*Records to process*:
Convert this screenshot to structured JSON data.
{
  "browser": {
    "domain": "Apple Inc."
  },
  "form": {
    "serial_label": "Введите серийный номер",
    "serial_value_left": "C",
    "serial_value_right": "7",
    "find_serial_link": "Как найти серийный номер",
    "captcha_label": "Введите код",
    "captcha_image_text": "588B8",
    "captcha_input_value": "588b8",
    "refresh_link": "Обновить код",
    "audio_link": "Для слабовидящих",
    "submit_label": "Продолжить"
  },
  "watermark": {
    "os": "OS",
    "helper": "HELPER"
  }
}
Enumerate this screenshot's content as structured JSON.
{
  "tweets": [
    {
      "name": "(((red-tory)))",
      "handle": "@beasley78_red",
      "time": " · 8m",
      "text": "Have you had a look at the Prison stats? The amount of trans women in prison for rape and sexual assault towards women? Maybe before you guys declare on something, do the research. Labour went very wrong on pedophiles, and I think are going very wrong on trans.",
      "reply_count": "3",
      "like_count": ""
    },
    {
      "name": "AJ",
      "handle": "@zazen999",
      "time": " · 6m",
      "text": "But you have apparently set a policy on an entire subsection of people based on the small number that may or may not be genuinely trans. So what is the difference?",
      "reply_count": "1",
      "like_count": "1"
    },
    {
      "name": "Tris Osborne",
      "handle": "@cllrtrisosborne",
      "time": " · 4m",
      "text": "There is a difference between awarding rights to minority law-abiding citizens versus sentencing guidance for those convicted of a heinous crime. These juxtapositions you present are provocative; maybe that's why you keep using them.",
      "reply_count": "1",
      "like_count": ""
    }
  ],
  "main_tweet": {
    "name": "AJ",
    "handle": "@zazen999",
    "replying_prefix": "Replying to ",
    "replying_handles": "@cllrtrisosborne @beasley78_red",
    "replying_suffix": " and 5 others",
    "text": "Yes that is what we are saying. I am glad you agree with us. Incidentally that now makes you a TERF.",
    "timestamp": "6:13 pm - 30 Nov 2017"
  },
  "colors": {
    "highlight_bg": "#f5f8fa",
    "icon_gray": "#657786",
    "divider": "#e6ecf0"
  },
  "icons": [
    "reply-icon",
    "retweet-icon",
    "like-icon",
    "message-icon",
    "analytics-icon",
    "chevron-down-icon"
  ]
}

*Problem statement*: Without leaving anything out, quote all the data.

*Exercise result*:
Convert this screenshot to structured JSON data.
{
  "browser": {
    "domain": "Apple Inc."
  },
  "form": {
    "serial_label": "Введите серийный номер",
    "serial_value_left": "C",
    "serial_value_right": "7",
    "find_serial_link": "Как найти серийный номер",
    "captcha_label": "Введите код",
    "captcha_image_text": "588B8",
    "captcha_input_value": "588b8",
    "refresh_link": "Обновить код",
    "audio_link": "Для слабовидящих",
    "submit_label": "Продолжить"
  },
  "watermark": {
    "os": "OS",
    "helper": "HELPER"
  }
}
Enumerate this screenshot's content as structured JSON.
{
  "tweets": [
    {
      "name": "(((red-tory)))",
      "handle": "@beasley78_red",
      "time": " · 8m",
      "text": "Have you had a look at the Prison stats? The amount of trans women in prison for rape and sexual assault towards women? Maybe before you guys declare on something, do the research. Labour went very wrong on pedophiles, and I think are going very wrong on trans.",
      "reply_count": "3",
      "like_count": ""
    },
    {
      "name": "AJ",
      "handle": "@zazen999",
      "time": " · 6m",
      "text": "But you have apparently set a policy on an entire subsection of people based on the small number that may or may not be genuinely trans. So what is the difference?",
      "reply_count": "1",
      "like_count": "1"
    },
    {
      "name": "Tris Osborne",
      "handle": "@cllrtrisosborne",
      "time": " · 4m",
      "text": "There is a difference between awarding rights to minority law-abiding citizens versus sentencing guidance for those convicted of a heinous crime. These juxtapositions you present are provocative; maybe that's why you keep using them.",
      "reply_count": "1",
      "like_count": ""
    }
  ],
  "main_tweet": {
    "name": "AJ",
    "handle": "@zazen999",
    "replying_prefix": "Replying to ",
    "replying_handles": "@cllrtrisosborne @beasley78_red",
    "replying_suffix": " and 5 others",
    "text": "Yes that is what we are saying. I am glad you agree with us. Incidentally that now makes you a TERF.",
    "timestamp": "6:13 pm - 30 Nov 2017"
  },
  "colors": {
    "highlight_bg": "#f5f8fa",
    "icon_gray": "#657786",
    "divider": "#e6ecf0"
  },
  "icons": [
    "reply-icon",
    "retweet-icon",
    "like-icon",
    "message-icon",
    "analytics-icon",
    "chevron-down-icon"
  ]
}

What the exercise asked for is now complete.